Write the records out again, keeping each line exactly as it is.

========================================================================

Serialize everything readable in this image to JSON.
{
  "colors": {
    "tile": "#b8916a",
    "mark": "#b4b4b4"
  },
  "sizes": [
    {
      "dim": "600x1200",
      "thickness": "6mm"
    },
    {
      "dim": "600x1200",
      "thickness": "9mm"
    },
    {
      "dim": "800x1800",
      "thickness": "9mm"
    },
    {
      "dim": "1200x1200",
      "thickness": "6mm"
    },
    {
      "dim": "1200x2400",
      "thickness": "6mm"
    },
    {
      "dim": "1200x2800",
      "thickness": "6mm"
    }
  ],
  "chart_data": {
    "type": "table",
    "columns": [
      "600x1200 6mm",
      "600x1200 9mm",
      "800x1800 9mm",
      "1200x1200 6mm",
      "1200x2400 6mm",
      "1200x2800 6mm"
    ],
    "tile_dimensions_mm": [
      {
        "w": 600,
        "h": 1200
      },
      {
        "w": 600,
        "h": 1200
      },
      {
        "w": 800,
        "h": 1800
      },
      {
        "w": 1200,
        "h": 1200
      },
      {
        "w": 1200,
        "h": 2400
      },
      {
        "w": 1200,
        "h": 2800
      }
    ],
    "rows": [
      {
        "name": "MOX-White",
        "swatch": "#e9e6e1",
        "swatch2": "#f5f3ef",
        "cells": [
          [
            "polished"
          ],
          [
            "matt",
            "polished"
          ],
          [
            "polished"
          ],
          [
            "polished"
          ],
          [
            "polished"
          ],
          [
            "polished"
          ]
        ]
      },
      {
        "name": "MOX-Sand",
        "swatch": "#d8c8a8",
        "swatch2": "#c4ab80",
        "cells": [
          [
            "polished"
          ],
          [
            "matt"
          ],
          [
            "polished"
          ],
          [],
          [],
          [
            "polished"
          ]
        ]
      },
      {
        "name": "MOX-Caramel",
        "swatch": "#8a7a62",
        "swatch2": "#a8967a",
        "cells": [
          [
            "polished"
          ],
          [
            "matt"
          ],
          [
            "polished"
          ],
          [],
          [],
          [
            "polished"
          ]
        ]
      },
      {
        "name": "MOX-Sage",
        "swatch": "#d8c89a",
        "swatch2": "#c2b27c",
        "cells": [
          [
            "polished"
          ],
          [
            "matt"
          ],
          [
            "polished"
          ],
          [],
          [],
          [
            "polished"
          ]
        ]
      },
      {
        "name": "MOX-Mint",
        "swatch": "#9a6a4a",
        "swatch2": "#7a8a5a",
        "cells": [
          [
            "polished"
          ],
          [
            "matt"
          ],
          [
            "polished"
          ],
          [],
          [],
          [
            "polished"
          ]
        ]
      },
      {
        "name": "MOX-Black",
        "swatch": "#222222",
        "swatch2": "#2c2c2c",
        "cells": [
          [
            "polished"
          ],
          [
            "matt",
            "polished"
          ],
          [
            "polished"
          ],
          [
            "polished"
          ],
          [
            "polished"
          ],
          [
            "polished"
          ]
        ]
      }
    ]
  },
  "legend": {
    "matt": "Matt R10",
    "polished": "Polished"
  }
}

========================================================================

■ CORRECT RESPONSE
Serialize everything readable in this image to JSON.
{
  "colors": {
    "tile": "#b8916a",
    "mark": "#b4b4b4"
  },
  "sizes": [
    {
      "dim": "600x1200",
      "thickness": "6mm"
    },
    {
      "dim": "600x1200",
      "thickness": "9mm"
    },
    {
      "dim": "800x1800",
      "thickness": "9mm"
    },
    {
      "dim": "1200x1200",
      "thickness": "6mm"
    },
    {
      "dim": "1200x2400",
      "thickness": "6mm"
    },
    {
      "dim": "1200x2800",
      "thickness": "6mm"
    }
  ],
  "chart_data": {
    "type": "table",
    "columns": [
      "600x1200 6mm",
      "600x1200 9mm",
      "800x1800 9mm",
      "1200x1200 6mm",
      "1200x2400 6mm",
      "1200x2800 6mm"
    ],
    "tile_dimensions_mm": [
      {
        "w": 600,
        "h": 1200
      },
      {
        "w": 600,
        "h": 1200
      },
      {
        "w": 800,
        "h": 1800
      },
      {
        "w": 1200,
        "h": 1200
      },
      {
        "w": 1200,
        "h": 2400
      },
      {
        "w": 1200,
        "h": 2800
      }
    ],
    "rows": [
      {
        "name": "MOX-White",
        "swatch": "#e9e6e1",
        "swatch2": "#f5f3ef",
        "cells": [
          [
            "polished"
          ],
          [
            "matt",
            "polished"
          ],
          [
            "polished"
          ],
          [
            "polished"
          ],
          [
            "polished"
          ],
          [
            "polished"
          ]
        ]
      },
      {
        "name": "MOX-Sand",
        "swatch": "#d8c8a8",
        "swatch2": "#c4ab80",
        "cells": [
          [
            "polished"
          ],
          [
            "matt"
          ],
          [
            "polished"
          ],
          [],
          [],
          [
            "polished"
          ]
        ]
      },
      {
        "name": "MOX-Caramel",
        "swatch": "#8a7a62",
        "swatch2": "#a8967a",
        "cells": [
          [
            "polished"
          ],
          [
            "matt"
          ],
          [
            "polished"
          ],
          [],
          [],
          [
            "polished"
          ]
        ]
      },
      {
        "name": "MOX-Sage",
        "swatch": "#d8c89a",
        "swatch2": "#c2b27c",
        "cells": [
          [
            "polished"
          ],
          [
            "matt"
          ],
          [
            "polished"
          ],
          [],
          [],
          [
            "polished"
          ]
        ]
      },
      {
        "name": "MOX-Mint",
        "swatch": "#9a6a4a",
        "swatch2": "#7a8a5a",
        "cells": [
          [
            "polished"
          ],
          [
            "matt"
          ],
          [
            "polished"
          ],
          [],
          [],
          [
            "polished"
          ]
        ]
      },
      {
        "name": "MOX-Black",
        "swatch": "#222222",
        "swatch2": "#2c2c2c",
        "cells": [
          [
            "polished"
          ],
          [
            "matt",
            "polished"
          ],
          [
            "polished"
          ],
          [
            "polished"
          ],
          [
            "polished"
          ],
          [
            "polished"
          ]
        ]
      }
    ]
  },
  "legend": {
    "matt": "Matt R10",
    "polished": "Polished"
  }
}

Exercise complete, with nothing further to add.